» **Entries**
________________________

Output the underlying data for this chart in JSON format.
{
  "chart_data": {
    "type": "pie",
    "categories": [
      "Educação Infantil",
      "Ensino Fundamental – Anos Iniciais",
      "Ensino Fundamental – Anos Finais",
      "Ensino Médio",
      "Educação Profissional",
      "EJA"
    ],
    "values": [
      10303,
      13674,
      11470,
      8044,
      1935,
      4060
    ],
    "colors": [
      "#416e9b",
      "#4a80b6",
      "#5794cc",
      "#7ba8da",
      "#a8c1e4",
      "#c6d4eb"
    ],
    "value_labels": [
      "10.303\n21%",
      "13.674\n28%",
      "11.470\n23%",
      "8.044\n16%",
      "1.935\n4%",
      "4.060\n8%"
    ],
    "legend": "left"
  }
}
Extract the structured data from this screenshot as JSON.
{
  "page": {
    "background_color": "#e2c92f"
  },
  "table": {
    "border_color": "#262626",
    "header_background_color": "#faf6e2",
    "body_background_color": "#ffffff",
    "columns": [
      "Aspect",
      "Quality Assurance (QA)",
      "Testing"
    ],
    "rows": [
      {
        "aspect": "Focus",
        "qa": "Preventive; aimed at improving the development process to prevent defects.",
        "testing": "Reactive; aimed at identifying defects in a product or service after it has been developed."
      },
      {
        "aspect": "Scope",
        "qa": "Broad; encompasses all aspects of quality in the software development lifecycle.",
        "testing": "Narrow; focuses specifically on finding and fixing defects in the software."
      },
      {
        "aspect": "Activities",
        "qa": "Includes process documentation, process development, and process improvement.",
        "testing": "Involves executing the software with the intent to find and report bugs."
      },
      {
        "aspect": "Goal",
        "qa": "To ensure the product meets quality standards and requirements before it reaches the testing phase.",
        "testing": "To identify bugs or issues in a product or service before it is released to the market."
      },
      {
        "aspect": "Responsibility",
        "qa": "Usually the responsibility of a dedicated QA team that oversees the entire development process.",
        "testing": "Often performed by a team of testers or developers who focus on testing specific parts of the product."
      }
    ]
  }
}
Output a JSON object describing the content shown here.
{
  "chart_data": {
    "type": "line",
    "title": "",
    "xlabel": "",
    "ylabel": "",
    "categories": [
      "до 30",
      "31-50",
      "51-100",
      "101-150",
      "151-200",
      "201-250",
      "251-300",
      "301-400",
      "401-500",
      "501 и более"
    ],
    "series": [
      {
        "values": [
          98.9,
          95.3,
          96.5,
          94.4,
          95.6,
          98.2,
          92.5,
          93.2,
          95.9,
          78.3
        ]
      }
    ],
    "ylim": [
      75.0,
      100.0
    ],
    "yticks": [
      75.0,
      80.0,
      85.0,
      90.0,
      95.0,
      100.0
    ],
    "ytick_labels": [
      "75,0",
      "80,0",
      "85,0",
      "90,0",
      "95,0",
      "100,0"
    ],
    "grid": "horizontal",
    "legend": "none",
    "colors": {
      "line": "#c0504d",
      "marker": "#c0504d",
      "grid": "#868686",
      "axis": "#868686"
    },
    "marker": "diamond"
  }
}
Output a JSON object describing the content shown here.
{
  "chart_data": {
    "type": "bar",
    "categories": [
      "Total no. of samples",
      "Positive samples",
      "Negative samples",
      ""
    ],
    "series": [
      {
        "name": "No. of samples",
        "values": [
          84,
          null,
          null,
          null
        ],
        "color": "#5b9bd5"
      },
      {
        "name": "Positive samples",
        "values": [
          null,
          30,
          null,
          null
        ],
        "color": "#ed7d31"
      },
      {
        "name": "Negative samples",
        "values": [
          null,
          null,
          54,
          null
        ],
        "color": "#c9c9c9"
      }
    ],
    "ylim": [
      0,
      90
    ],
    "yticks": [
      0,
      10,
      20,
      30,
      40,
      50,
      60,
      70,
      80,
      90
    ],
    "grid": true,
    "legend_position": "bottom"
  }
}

________________________

» **Directive**
Write out the entries in full, exactly as given.

» **Response to this exercise**
Output the underlying data for this chart in JSON format.
{
  "chart_data": {
    "type": "pie",
    "categories": [
      "Educação Infantil",
      "Ensino Fundamental – Anos Iniciais",
      "Ensino Fundamental – Anos Finais",
      "Ensino Médio",
      "Educação Profissional",
      "EJA"
    ],
    "values": [
      10303,
      13674,
      11470,
      8044,
      1935,
      4060
    ],
    "colors": [
      "#416e9b",
      "#4a80b6",
      "#5794cc",
      "#7ba8da",
      "#a8c1e4",
      "#c6d4eb"
    ],
    "value_labels": [
      "10.303\n21%",
      "13.674\n28%",
      "11.470\n23%",
      "8.044\n16%",
      "1.935\n4%",
      "4.060\n8%"
    ],
    "legend": "left"
  }
}
Extract the structured data from this screenshot as JSON.
{
  "page": {
    "background_color": "#e2c92f"
  },
  "table": {
    "border_color": "#262626",
    "header_background_color": "#faf6e2",
    "body_background_color": "#ffffff",
    "columns": [
      "Aspect",
      "Quality Assurance (QA)",
      "Testing"
    ],
    "rows": [
      {
        "aspect": "Focus",
        "qa": "Preventive; aimed at improving the development process to prevent defects.",
        "testing": "Reactive; aimed at identifying defects in a product or service after it has been developed."
      },
      {
        "aspect": "Scope",
        "qa": "Broad; encompasses all aspects of quality in the software development lifecycle.",
        "testing": "Narrow; focuses specifically on finding and fixing defects in the software."
      },
      {
        "aspect": "Activities",
        "qa": "Includes process documentation, process development, and process improvement.",
        "testing": "Involves executing the software with the intent to find and report bugs."
      },
      {
        "aspect": "Goal",
        "qa": "To ensure the product meets quality standards and requirements before it reaches the testing phase.",
        "testing": "To identify bugs or issues in a product or service before it is released to the market."
      },
      {
        "aspect": "Responsibility",
        "qa": "Usually the responsibility of a dedicated QA team that oversees the entire development process.",
        "testing": "Often performed by a team of testers or developers who focus on testing specific parts of the product."
      }
    ]
  }
}
Output a JSON object describing the content shown here.
{
  "chart_data": {
    "type": "line",
    "title": "",
    "xlabel": "",
    "ylabel": "",
    "categories": [
      "до 30",
      "31-50",
      "51-100",
      "101-150",
      "151-200",
      "201-250",
      "251-300",
      "301-400",
      "401-500",
      "501 и более"
    ],
    "series": [
      {
        "values": [
          98.9,
          95.3,
          96.5,
          94.4,
          95.6,
          98.2,
          92.5,
          93.2,
          95.9,
          78.3
        ]
      }
    ],
    "ylim": [
      75.0,
      100.0
    ],
    "yticks": [
      75.0,
      80.0,
      85.0,
      90.0,
      95.0,
      100.0
    ],
    "ytick_labels": [
      "75,0",
      "80,0",
      "85,0",
      "90,0",
      "95,0",
      "100,0"
    ],
    "grid": "horizontal",
    "legend": "none",
    "colors": {
      "line": "#c0504d",
      "marker": "#c0504d",
      "grid": "#868686",
      "axis": "#868686"
    },
    "marker": "diamond"
  }
}
Output a JSON object describing the content shown here.
{
  "chart_data": {
    "type": "bar",
    "categories": [
      "Total no. of samples",
      "Positive samples",
      "Negative samples",
      ""
    ],
    "series": [
      {
        "name": "No. of samples",
        "values": [
          84,
          null,
          null,
          null
        ],
        "color": "#5b9bd5"
      },
      {
        "name": "Positive samples",
        "values": [
          null,
          30,
          null,
          null
        ],
        "color": "#ed7d31"
      },
      {
        "name": "Negative samples",
        "values": [
          null,
          null,
          54,
          null
        ],
        "color": "#c9c9c9"
      }
    ],
    "ylim": [
      0,
      90
    ],
    "yticks": [
      0,
      10,
      20,
      30,
      40,
      50,
      60,
      70,
      80,
      90
    ],
    "grid": true,
    "legend_position": "bottom"
  }
}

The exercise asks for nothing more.